## Task objective:
Repeat, line for line, the entries printed below.

----------------

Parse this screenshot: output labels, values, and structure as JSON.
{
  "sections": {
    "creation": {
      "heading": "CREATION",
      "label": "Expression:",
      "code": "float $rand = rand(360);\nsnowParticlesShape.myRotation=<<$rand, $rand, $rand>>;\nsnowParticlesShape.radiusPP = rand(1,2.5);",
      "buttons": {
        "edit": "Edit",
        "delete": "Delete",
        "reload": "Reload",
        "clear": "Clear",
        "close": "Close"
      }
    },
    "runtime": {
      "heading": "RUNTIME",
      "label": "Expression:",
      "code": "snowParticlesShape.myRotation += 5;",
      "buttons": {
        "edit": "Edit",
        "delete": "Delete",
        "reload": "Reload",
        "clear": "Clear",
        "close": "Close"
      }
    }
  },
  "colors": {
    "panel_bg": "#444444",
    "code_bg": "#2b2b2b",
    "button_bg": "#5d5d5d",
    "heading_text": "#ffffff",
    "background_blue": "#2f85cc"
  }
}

----------------

## Task solution:
Parse this screenshot: output labels, values, and structure as JSON.
{
  "sections": {
    "creation": {
      "heading": "CREATION",
      "label": "Expression:",
      "code": "float $rand = rand(360);\nsnowParticlesShape.myRotation=<<$rand, $rand, $rand>>;\nsnowParticlesShape.radiusPP = rand(1,2.5);",
      "buttons": {
        "edit": "Edit",
        "delete": "Delete",
        "reload": "Reload",
        "clear": "Clear",
        "close": "Close"
      }
    },
    "runtime": {
      "heading": "RUNTIME",
      "label": "Expression:",
      "code": "snowParticlesShape.myRotation += 5;",
      "buttons": {
        "edit": "Edit",
        "delete": "Delete",
        "reload": "Reload",
        "clear": "Clear",
        "close": "Close"
      }
    }
  },
  "colors": {
    "panel_bg": "#444444",
    "code_bg": "#2b2b2b",
    "button_bg": "#5d5d5d",
    "heading_text": "#ffffff",
    "background_blue": "#2f85cc"
  }
}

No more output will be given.